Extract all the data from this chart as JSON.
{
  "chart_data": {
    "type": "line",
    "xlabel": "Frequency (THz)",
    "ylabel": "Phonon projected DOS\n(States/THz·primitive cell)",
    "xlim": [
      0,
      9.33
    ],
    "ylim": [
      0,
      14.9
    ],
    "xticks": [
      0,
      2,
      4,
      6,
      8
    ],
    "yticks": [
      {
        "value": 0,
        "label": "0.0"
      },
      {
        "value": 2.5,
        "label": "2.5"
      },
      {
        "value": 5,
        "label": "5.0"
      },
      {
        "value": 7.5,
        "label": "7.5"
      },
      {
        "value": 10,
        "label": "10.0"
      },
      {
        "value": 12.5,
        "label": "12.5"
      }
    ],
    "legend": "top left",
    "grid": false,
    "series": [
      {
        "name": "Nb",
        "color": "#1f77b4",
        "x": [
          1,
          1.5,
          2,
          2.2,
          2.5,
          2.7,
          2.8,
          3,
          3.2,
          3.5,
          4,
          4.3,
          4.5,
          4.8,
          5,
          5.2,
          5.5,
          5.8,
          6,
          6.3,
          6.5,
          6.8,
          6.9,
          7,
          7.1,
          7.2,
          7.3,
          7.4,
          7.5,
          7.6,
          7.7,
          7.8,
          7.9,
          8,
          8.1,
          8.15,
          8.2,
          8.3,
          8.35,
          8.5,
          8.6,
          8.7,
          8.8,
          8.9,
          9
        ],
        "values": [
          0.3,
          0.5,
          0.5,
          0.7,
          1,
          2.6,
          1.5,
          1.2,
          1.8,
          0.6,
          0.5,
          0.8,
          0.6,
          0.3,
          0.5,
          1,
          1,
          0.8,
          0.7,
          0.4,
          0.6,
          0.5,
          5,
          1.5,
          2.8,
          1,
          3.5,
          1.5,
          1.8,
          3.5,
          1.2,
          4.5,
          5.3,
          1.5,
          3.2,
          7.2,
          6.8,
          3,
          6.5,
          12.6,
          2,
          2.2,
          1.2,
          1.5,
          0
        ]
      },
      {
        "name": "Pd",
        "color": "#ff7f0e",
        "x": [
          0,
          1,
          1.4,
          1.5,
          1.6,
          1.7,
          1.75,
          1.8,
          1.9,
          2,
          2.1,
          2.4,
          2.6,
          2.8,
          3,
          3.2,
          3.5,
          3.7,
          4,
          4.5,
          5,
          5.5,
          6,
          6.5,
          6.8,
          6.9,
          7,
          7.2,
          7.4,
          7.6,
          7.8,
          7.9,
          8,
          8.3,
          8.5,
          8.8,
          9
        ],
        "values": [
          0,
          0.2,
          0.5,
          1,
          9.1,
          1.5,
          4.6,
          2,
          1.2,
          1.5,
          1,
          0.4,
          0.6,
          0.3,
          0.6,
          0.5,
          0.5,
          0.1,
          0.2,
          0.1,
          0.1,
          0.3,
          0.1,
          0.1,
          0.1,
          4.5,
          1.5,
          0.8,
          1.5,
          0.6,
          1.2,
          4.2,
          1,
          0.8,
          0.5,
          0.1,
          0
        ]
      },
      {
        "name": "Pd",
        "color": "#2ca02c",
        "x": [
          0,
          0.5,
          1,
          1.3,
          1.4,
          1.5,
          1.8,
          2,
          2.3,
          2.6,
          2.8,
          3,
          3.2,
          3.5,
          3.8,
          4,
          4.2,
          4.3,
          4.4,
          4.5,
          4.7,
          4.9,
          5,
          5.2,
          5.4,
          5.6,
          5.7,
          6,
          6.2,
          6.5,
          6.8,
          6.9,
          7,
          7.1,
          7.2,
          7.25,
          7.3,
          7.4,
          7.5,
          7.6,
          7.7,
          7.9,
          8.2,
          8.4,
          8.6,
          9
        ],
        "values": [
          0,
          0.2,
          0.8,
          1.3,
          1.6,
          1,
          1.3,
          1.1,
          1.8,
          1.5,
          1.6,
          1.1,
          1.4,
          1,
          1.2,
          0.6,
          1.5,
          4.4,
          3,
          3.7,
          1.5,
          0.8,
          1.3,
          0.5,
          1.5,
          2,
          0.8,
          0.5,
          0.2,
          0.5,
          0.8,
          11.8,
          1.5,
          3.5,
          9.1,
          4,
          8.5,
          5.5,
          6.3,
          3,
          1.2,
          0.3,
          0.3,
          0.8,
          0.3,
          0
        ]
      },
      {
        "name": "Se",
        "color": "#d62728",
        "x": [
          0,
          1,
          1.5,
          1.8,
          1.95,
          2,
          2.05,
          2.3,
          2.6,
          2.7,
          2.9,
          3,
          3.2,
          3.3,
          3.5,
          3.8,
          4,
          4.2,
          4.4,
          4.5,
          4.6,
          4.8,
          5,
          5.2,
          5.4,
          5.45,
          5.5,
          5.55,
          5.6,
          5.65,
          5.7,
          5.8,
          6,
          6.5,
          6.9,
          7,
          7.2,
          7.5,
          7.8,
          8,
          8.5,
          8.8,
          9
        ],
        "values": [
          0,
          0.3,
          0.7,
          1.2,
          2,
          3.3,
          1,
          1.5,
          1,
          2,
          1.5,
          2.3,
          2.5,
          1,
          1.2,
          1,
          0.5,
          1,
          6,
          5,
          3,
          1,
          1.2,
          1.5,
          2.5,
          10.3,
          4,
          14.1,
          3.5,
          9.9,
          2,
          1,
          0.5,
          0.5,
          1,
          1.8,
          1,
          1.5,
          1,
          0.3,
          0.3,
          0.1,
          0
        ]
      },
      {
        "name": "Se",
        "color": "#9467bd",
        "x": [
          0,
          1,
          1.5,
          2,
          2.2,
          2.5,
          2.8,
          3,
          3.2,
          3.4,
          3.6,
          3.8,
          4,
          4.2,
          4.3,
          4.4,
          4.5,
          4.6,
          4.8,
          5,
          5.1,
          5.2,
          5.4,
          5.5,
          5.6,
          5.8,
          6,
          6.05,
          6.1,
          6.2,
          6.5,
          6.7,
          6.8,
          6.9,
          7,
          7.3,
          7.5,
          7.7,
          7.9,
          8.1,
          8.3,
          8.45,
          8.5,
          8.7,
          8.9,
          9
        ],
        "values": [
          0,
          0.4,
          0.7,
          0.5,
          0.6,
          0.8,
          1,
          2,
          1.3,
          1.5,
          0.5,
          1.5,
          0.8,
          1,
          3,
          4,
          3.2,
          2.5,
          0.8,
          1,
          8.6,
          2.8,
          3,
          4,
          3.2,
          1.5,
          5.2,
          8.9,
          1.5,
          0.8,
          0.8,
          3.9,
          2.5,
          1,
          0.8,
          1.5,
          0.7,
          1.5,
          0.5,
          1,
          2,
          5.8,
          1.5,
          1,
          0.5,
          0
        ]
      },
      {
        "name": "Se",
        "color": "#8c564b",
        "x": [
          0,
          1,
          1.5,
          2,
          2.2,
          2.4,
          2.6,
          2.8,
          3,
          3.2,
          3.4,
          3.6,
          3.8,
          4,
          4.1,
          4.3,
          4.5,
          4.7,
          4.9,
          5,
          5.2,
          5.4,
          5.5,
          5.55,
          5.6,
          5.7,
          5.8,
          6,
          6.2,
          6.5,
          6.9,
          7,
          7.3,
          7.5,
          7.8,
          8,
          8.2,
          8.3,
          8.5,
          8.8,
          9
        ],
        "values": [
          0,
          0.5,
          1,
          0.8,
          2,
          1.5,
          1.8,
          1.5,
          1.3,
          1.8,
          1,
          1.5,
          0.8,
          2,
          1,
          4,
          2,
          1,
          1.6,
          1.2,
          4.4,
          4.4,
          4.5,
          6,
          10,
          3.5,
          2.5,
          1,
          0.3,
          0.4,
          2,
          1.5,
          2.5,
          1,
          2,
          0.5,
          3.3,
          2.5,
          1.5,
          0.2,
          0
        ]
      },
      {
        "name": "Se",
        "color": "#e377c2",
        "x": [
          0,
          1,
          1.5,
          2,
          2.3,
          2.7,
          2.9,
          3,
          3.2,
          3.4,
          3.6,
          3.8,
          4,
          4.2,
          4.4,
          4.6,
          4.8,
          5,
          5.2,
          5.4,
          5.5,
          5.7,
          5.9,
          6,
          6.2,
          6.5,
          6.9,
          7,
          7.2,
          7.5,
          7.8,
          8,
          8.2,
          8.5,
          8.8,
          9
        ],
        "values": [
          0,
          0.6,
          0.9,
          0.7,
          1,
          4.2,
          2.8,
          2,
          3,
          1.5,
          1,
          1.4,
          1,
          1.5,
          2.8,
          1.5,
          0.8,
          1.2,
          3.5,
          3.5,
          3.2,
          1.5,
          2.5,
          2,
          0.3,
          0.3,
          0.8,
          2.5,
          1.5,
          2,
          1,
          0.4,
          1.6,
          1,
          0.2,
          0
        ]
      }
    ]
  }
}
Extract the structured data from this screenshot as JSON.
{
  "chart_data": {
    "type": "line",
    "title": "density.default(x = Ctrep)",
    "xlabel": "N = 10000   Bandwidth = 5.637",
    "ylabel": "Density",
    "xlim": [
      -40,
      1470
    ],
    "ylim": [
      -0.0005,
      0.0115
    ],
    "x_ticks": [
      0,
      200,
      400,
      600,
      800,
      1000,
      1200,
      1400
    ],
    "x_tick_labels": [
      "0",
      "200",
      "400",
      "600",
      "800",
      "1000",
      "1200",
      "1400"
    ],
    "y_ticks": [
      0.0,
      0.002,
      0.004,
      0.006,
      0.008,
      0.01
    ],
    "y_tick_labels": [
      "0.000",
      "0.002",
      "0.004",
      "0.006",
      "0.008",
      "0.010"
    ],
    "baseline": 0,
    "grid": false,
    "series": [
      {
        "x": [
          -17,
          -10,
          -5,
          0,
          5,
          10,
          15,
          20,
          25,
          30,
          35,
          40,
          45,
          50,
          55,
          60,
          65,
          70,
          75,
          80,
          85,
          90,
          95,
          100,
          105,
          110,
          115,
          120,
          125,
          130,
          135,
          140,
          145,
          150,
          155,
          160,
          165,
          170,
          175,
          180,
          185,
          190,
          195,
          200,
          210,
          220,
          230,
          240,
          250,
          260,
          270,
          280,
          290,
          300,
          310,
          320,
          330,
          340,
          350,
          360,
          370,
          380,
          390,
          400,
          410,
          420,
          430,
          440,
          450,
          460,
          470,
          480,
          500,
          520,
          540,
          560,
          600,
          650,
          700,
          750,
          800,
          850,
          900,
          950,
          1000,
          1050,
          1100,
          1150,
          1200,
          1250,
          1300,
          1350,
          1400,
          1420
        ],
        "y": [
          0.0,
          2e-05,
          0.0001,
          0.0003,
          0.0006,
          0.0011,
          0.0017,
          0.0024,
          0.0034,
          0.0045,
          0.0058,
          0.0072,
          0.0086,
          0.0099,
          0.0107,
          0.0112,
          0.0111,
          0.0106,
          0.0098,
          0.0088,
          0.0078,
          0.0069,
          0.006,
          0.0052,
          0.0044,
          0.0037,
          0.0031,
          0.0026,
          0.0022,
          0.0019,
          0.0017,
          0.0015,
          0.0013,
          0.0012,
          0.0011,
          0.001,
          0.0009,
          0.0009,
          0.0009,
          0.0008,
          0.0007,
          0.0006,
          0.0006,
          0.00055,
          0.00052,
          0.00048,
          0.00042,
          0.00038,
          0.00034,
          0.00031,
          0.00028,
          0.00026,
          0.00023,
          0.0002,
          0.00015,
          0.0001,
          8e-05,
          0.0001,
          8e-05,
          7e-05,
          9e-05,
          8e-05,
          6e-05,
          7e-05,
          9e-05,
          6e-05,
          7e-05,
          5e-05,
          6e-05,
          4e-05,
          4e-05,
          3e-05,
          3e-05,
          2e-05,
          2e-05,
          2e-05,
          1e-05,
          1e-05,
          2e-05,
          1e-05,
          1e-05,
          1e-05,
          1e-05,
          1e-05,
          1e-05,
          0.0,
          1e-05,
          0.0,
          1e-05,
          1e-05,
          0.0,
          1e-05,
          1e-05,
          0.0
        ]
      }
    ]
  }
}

### Exercise prompt
Write out every line of the preceding listing that contains "from".

### Written reply
Extract all the data from this chart as JSON.
Extract the structured data from this screenshot as JSON.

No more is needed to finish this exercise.